Do not copy the pictures; transcribe all other material exactly.

● ● ● ● ●

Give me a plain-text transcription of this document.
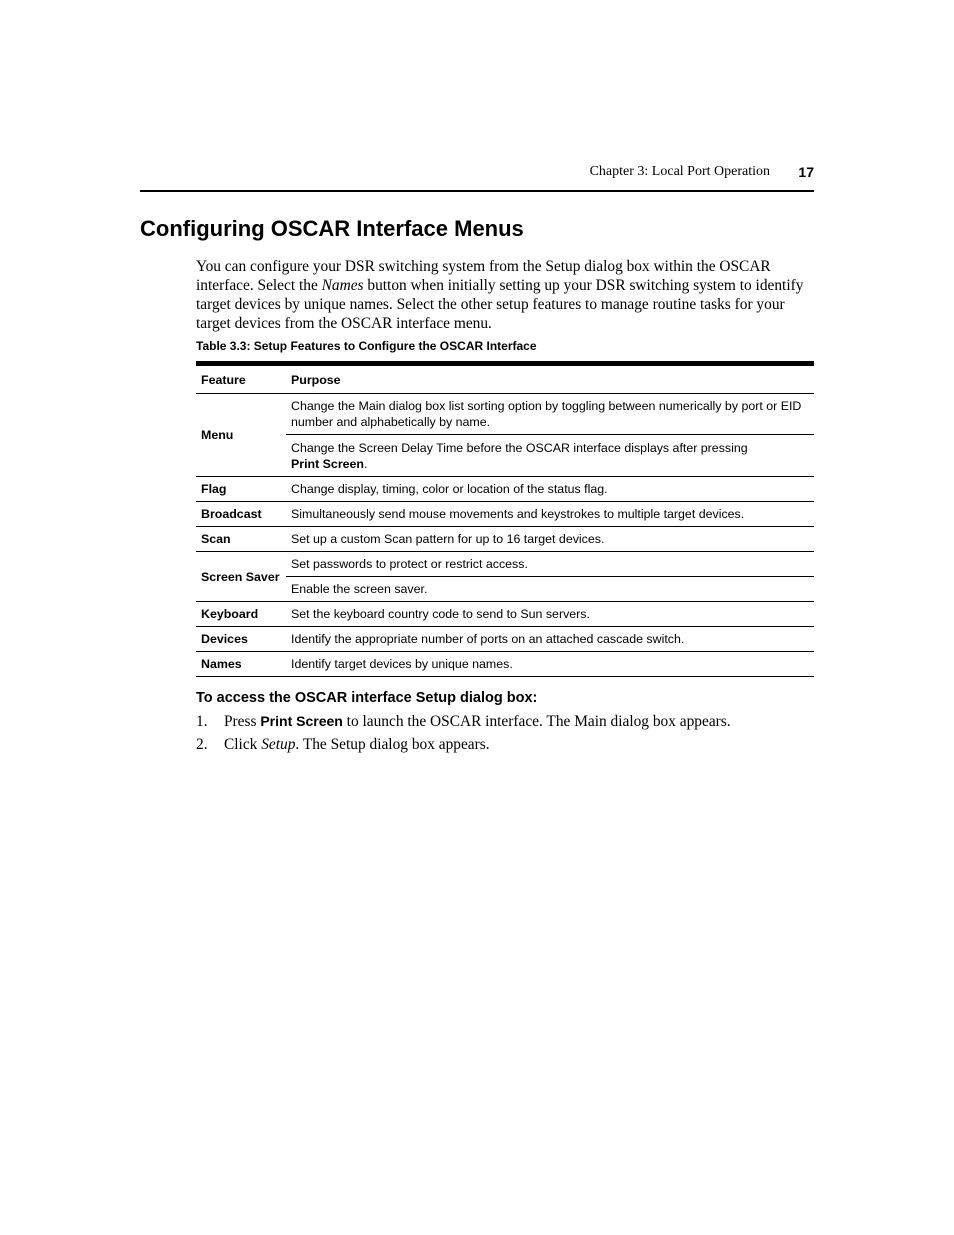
Chapter 3: Local Port Operation 17
Configuring OSCAR Interface Menus

You can configure your DSR switching system from the Setup dialog box within the OSCAR interface. Select the Names button when initially setting up your DSR switching system to identify target devices by unique names. Select the other setup features to manage routine tasks for your target devices from the OSCAR interface menu.

Table 3.3: Setup Features to Configure the OSCAR Interface

Feature	Purpose
Menu	Change the Main dialog box list sorting option by toggling between numerically by port or EID number and alphabetically by name.
	Change the Screen Delay Time before the OSCAR interface displays after pressing
Print Screen.
Flag	Change display, timing, color or location of the status flag.
Broadcast	Simultaneously send mouse movements and keystrokes to multiple target devices.
Scan	Set up a custom Scan pattern for up to 16 target devices.
Screen Saver	Set passwords to protect or restrict access.
	Enable the screen saver.
Keyboard	Set the keyboard country code to send to Sun servers.
Devices	Identify the appropriate number of ports on an attached cascade switch.
Names	Identify target devices by unique names.

To access the OSCAR interface Setup dialog box:

1. Press Print Screen to launch the OSCAR interface. The Main dialog box appears.
2. Click Setup. The Setup dialog box appears.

● ● ● ● ●

## Exercise output
Give me a plain-text transcription of this document.
Chapter 3: Local Port Operation 17
Configuring OSCAR Interface Menus

You can configure your DSR switching system from the Setup dialog box within the OSCAR interface. Select the Names button when initially setting up your DSR switching system to identify target devices by unique names. Select the other setup features to manage routine tasks for your target devices from the OSCAR interface menu.

Table 3.3: Setup Features to Configure the OSCAR Interface

Feature	Purpose
Menu	Change the Main dialog box list sorting option by toggling between numerically by port or EID number and alphabetically by name.
	Change the Screen Delay Time before the OSCAR interface displays after pressing
Print Screen.
Flag	Change display, timing, color or location of the status flag.
Broadcast	Simultaneously send mouse movements and keystrokes to multiple target devices.
Scan	Set up a custom Scan pattern for up to 16 target devices.
Screen Saver	Set passwords to protect or restrict access.
	Enable the screen saver.
Keyboard	Set the keyboard country code to send to Sun servers.
Devices	Identify the appropriate number of ports on an attached cascade switch.
Names	Identify target devices by unique names.

To access the OSCAR interface Setup dialog box:

1. Press Print Screen to launch the OSCAR interface. The Main dialog box appears.
2. Click Setup. The Setup dialog box appears.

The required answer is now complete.